[begin Input data]

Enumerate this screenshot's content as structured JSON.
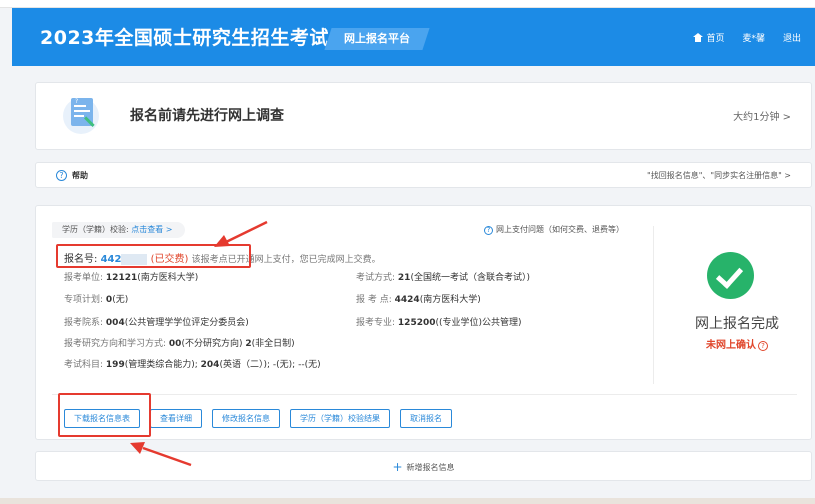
{
  "header": {
    "title": "2023年全国硕士研究生招生考试",
    "badge": "网上报名平台",
    "nav": {
      "home": "首页",
      "user": "麦*馨",
      "logout": "退出"
    }
  },
  "survey": {
    "title": "报名前请先进行网上调查",
    "time": "大约1分钟 >"
  },
  "help": {
    "label": "帮助",
    "links": "\"找回报名信息\"、\"同步实名注册信息\" >"
  },
  "registration": {
    "verify_label": "学历（学籍）校验:",
    "verify_link": "点击查看 >",
    "pay_help": "网上支付问题（如何交费、退费等）",
    "reg_label": "报名号:",
    "reg_no": "442",
    "paid": "(已交费)",
    "paid_note": "该报考点已开通网上支付，您已完成网上交费。",
    "unit_label": "报考单位:",
    "unit_code": "12121",
    "unit_name": "(南方医科大学)",
    "method_label": "考试方式:",
    "method_code": "21",
    "method_name": "(全国统一考试（含联合考试）)",
    "plan_label": "专项计划:",
    "plan_code": "0",
    "plan_name": "(无)",
    "site_label": "报 考 点:",
    "site_code": "4424",
    "site_name": "(南方医科大学)",
    "dept_label": "报考院系:",
    "dept_code": "004",
    "dept_name": "(公共管理学学位评定分委员会)",
    "major_label": "报考专业:",
    "major_code": "125200",
    "major_name": "((专业学位)公共管理)",
    "direction_label": "报考研究方向和学习方式:",
    "direction_code": "00",
    "direction_name": "(不分研究方向)",
    "study_code": "2",
    "study_name": "(非全日制)",
    "subjects_label": "考试科目:",
    "s1_code": "199",
    "s1_name": "(管理类综合能力);",
    "s2_code": "204",
    "s2_name": "(英语（二）);",
    "s3": "-(无);",
    "s4": "--(无)"
  },
  "status": {
    "title": "网上报名完成",
    "sub": "未网上确认"
  },
  "buttons": {
    "download": "下载报名信息表",
    "details": "查看详细",
    "modify": "修改报名信息",
    "verify_result": "学历（学籍）校验结果",
    "cancel": "取消报名"
  },
  "newreg": {
    "label": "新增报名信息"
  },
  "colors": {
    "header_blue": "#1c8be6",
    "link_blue": "#2a89d9",
    "success_green": "#27b36a",
    "alert_red": "#e0462b",
    "annotation_red": "#e53a2f"
  }
}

[end Input data]

● **Exercise details**: Reproduce the full listing above verbatim, with no pictures included.

● **Solution for this problem**:
Enumerate this screenshot's content as structured JSON.
{
  "header": {
    "title": "2023年全国硕士研究生招生考试",
    "badge": "网上报名平台",
    "nav": {
      "home": "首页",
      "user": "麦*馨",
      "logout": "退出"
    }
  },
  "survey": {
    "title": "报名前请先进行网上调查",
    "time": "大约1分钟 >"
  },
  "help": {
    "label": "帮助",
    "links": "\"找回报名信息\"、\"同步实名注册信息\" >"
  },
  "registration": {
    "verify_label": "学历（学籍）校验:",
    "verify_link": "点击查看 >",
    "pay_help": "网上支付问题（如何交费、退费等）",
    "reg_label": "报名号:",
    "reg_no": "442",
    "paid": "(已交费)",
    "paid_note": "该报考点已开通网上支付，您已完成网上交费。",
    "unit_label": "报考单位:",
    "unit_code": "12121",
    "unit_name": "(南方医科大学)",
    "method_label": "考试方式:",
    "method_code": "21",
    "method_name": "(全国统一考试（含联合考试）)",
    "plan_label": "专项计划:",
    "plan_code": "0",
    "plan_name": "(无)",
    "site_label": "报 考 点:",
    "site_code": "4424",
    "site_name": "(南方医科大学)",
    "dept_label": "报考院系:",
    "dept_code": "004",
    "dept_name": "(公共管理学学位评定分委员会)",
    "major_label": "报考专业:",
    "major_code": "125200",
    "major_name": "((专业学位)公共管理)",
    "direction_label": "报考研究方向和学习方式:",
    "direction_code": "00",
    "direction_name": "(不分研究方向)",
    "study_code": "2",
    "study_name": "(非全日制)",
    "subjects_label": "考试科目:",
    "s1_code": "199",
    "s1_name": "(管理类综合能力);",
    "s2_code": "204",
    "s2_name": "(英语（二）);",
    "s3": "-(无);",
    "s4": "--(无)"
  },
  "status": {
    "title": "网上报名完成",
    "sub": "未网上确认"
  },
  "buttons": {
    "download": "下载报名信息表",
    "details": "查看详细",
    "modify": "修改报名信息",
    "verify_result": "学历（学籍）校验结果",
    "cancel": "取消报名"
  },
  "newreg": {
    "label": "新增报名信息"
  },
  "colors": {
    "header_blue": "#1c8be6",
    "link_blue": "#2a89d9",
    "success_green": "#27b36a",
    "alert_red": "#e0462b",
    "annotation_red": "#e53a2f"
  }
}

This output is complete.